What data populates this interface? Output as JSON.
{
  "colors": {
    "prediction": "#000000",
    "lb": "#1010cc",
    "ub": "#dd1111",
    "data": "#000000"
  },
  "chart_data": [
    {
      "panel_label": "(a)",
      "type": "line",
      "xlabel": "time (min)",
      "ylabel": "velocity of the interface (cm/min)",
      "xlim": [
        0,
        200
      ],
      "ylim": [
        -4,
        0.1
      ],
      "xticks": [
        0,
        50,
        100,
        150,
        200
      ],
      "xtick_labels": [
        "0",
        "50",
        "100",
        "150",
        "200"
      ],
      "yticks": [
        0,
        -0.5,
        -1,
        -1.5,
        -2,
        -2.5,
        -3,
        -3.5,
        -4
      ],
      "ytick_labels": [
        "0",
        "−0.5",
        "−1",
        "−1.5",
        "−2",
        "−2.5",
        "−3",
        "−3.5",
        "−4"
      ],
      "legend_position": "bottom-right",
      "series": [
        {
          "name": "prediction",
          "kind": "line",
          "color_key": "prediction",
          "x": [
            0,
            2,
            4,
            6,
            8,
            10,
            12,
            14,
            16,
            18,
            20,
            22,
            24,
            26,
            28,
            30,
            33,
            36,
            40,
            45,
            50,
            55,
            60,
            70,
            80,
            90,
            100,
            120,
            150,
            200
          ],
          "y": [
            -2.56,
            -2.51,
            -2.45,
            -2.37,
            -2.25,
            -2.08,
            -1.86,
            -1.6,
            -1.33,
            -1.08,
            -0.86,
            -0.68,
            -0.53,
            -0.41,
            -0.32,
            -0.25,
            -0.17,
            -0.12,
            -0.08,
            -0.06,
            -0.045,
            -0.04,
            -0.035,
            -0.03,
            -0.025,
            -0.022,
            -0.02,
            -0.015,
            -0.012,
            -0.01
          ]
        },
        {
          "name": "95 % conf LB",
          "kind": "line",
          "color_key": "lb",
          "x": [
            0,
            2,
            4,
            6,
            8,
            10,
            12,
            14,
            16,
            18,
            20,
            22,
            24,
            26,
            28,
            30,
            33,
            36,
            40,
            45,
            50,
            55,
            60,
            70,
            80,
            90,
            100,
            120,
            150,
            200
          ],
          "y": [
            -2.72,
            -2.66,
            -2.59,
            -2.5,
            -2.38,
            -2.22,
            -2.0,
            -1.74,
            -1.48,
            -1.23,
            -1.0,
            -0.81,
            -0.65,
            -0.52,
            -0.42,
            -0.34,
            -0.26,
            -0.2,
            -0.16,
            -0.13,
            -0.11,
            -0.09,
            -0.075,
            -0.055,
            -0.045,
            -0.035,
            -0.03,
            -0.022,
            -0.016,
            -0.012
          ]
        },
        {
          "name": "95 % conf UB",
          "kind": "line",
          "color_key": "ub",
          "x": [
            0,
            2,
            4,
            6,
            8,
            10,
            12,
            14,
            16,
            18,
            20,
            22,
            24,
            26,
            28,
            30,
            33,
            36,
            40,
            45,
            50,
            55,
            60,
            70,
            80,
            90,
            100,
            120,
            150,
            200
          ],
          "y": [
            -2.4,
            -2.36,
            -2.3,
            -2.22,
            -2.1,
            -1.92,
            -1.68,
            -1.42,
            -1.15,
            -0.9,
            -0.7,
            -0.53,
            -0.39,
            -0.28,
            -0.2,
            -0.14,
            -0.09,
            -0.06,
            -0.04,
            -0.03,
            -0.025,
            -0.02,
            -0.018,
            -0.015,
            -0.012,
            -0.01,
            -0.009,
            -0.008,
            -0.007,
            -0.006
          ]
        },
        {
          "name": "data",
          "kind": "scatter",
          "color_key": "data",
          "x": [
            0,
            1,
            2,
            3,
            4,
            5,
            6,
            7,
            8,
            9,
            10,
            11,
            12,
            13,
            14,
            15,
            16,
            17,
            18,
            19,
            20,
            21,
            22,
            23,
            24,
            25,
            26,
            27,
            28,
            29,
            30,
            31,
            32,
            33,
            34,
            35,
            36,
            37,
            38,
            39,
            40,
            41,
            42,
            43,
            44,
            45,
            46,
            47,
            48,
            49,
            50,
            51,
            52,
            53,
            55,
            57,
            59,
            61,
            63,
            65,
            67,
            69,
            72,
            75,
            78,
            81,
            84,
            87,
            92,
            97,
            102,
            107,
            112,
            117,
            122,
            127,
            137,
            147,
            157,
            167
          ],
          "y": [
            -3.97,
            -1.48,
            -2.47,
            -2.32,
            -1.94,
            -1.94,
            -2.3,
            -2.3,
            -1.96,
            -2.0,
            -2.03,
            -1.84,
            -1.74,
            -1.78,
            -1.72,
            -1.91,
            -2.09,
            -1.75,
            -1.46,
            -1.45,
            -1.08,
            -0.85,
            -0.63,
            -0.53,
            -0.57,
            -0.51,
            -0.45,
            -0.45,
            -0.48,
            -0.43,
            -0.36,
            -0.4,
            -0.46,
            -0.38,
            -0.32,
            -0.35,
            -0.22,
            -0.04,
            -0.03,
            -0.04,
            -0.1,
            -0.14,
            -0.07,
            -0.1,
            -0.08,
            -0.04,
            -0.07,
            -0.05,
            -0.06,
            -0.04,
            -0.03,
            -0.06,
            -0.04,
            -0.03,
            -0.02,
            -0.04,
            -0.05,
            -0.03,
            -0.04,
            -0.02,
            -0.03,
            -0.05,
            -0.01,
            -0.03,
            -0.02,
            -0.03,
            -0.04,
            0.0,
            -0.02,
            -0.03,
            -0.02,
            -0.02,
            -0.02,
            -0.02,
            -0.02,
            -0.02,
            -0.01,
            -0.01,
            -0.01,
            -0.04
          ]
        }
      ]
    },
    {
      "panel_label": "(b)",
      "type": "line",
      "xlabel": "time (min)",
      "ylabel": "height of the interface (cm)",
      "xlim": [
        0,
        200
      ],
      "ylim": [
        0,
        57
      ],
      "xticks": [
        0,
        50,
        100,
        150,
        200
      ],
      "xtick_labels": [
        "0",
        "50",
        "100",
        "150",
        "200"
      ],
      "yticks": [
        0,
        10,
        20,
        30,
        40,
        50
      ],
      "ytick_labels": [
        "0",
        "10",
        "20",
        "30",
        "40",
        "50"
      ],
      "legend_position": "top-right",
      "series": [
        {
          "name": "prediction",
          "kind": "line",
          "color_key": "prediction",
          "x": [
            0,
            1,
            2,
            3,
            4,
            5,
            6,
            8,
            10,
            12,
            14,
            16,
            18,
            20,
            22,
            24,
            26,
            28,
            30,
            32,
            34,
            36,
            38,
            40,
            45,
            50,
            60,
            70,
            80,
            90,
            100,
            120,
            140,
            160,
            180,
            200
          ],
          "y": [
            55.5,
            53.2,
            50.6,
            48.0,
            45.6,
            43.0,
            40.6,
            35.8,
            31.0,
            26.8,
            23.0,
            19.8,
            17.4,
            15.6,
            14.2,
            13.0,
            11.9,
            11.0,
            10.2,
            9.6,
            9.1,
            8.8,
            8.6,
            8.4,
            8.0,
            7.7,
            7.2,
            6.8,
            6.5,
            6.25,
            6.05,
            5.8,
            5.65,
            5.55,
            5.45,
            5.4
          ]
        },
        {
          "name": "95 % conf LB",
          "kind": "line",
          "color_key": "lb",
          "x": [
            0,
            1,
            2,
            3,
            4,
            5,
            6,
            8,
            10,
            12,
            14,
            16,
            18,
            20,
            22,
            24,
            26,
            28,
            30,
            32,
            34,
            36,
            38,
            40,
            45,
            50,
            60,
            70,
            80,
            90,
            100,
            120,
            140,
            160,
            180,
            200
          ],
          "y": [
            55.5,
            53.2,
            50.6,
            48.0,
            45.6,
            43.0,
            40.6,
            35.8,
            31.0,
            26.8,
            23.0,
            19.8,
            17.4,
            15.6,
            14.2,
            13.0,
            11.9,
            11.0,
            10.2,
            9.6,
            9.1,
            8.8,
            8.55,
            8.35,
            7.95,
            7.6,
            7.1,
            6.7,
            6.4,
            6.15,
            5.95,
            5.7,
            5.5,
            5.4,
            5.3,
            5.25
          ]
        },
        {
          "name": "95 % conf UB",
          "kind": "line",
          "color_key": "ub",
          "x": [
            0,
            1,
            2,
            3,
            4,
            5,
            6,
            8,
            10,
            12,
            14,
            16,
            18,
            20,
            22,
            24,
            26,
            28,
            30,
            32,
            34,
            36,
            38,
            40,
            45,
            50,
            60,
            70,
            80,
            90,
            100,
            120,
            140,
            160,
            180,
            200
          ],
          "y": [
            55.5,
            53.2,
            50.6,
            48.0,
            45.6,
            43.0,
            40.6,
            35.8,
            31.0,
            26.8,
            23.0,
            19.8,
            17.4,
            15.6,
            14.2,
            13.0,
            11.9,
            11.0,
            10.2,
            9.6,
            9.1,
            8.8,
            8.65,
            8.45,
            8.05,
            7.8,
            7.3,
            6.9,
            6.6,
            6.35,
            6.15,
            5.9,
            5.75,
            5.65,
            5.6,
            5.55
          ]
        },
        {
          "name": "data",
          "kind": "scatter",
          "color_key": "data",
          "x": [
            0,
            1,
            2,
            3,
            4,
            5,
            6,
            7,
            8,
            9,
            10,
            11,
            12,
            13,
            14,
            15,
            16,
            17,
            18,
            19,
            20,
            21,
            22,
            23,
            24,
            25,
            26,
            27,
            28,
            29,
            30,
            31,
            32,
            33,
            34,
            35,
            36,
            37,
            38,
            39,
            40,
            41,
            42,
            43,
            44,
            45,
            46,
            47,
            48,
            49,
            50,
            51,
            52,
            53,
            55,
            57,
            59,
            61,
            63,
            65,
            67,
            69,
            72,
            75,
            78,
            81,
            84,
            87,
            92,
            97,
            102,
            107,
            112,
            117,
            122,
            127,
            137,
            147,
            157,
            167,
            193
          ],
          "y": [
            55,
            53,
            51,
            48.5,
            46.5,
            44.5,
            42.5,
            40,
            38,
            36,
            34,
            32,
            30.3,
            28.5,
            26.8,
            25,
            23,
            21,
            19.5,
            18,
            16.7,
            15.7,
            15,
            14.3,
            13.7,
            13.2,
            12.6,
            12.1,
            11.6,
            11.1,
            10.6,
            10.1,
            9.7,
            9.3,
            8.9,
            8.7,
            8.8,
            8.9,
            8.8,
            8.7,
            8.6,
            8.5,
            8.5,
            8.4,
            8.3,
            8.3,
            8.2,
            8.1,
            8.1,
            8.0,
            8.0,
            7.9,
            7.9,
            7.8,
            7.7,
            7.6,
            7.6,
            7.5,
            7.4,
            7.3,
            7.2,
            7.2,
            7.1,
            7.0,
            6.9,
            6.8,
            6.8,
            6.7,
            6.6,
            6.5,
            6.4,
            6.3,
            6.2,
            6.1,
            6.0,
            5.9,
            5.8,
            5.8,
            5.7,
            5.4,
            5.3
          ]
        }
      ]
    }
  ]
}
- - -
GIVEN REQUEST — Reproduce every line of the listing above in which the string "interface" appears.

THE SOLUTION —
What data populates this interface? Output as JSON.
      "ylabel": "velocity of the interface (cm/min)",
      "ylabel": "height of the interface (cm)",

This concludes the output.